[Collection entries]

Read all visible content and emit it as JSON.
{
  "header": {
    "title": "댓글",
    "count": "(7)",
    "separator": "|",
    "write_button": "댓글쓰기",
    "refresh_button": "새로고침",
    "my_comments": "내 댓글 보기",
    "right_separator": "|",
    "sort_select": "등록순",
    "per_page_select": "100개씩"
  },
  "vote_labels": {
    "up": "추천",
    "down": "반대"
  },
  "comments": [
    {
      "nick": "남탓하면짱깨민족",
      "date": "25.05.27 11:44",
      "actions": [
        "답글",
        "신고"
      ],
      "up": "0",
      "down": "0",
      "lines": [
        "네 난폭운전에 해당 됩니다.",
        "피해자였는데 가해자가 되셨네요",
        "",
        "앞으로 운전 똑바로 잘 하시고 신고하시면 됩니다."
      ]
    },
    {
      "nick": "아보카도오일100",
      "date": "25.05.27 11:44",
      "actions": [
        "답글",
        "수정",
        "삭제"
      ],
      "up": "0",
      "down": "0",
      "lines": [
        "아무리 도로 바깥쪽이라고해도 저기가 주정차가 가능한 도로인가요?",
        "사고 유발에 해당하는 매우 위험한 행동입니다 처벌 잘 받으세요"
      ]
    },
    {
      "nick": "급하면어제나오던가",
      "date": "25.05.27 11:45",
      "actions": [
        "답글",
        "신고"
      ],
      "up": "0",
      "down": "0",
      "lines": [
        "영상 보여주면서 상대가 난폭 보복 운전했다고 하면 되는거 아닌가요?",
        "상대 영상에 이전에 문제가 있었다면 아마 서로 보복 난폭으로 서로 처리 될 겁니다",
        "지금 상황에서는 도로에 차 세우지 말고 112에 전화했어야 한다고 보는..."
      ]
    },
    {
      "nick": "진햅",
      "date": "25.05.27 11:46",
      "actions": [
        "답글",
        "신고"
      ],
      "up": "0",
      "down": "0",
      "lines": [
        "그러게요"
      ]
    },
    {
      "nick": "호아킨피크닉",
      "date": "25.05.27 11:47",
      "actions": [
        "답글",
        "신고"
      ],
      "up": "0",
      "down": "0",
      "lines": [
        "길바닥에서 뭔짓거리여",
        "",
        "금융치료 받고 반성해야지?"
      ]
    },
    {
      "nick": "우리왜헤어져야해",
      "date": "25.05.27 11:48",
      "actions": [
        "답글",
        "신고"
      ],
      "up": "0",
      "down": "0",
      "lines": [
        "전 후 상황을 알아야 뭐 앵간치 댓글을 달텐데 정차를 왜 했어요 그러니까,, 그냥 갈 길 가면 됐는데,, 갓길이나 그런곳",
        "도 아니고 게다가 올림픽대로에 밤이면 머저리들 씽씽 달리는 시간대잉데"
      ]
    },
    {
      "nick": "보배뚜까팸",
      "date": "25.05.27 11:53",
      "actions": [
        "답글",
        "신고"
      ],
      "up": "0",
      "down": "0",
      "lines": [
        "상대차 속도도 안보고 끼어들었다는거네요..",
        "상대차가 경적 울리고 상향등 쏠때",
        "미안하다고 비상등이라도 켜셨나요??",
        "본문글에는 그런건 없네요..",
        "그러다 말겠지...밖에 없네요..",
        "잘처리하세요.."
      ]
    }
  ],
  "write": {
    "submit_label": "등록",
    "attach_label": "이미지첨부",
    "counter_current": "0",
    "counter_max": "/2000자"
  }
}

---

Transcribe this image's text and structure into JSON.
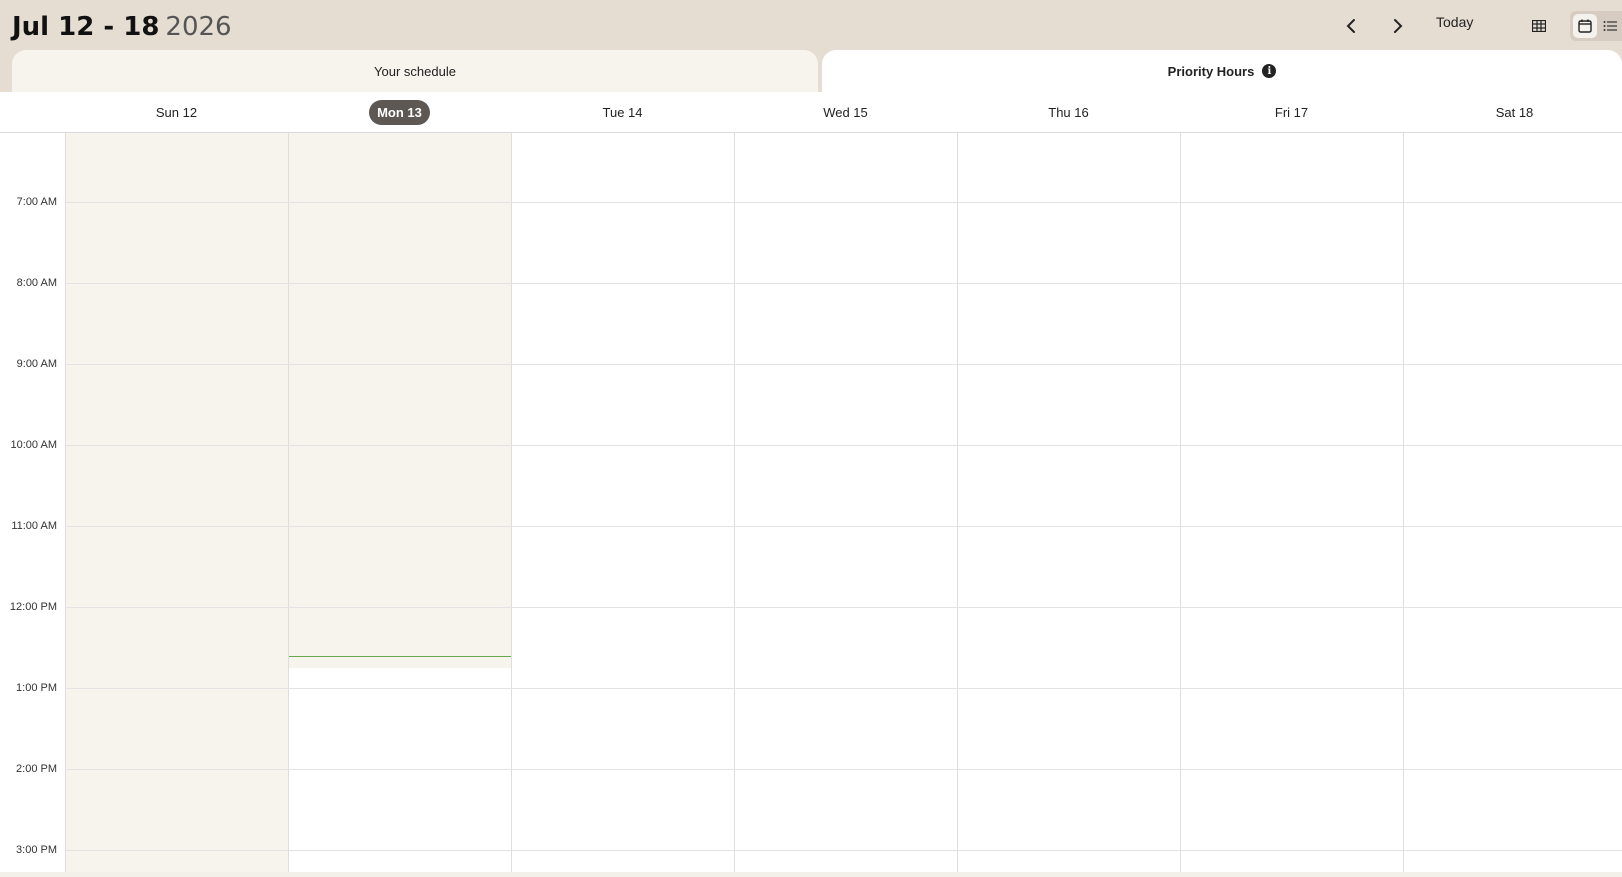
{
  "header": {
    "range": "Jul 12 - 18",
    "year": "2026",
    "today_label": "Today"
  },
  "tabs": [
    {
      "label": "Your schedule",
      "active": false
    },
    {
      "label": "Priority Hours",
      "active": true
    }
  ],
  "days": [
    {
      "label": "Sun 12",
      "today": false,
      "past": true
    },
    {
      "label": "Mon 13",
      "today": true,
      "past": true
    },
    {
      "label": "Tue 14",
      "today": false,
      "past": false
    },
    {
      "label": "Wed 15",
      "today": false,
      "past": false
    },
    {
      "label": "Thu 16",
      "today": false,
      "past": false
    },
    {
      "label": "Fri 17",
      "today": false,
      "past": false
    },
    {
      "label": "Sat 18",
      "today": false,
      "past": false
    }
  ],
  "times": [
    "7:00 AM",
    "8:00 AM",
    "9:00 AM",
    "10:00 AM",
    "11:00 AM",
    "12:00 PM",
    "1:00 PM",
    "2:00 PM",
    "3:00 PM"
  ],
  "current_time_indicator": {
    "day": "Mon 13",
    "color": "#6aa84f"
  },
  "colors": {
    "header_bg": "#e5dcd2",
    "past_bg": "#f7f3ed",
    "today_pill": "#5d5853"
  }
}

# What is expected
Pick out the lines containing the string "date".

# Output for this task
      "date": "25.05.27 11:44",
      "date": "25.05.27 11:44",
      "date": "25.05.27 11:45",
      "date": "25.05.27 11:46",
      "date": "25.05.27 11:47",
      "date": "25.05.27 11:48",
      "date": "25.05.27 11:53",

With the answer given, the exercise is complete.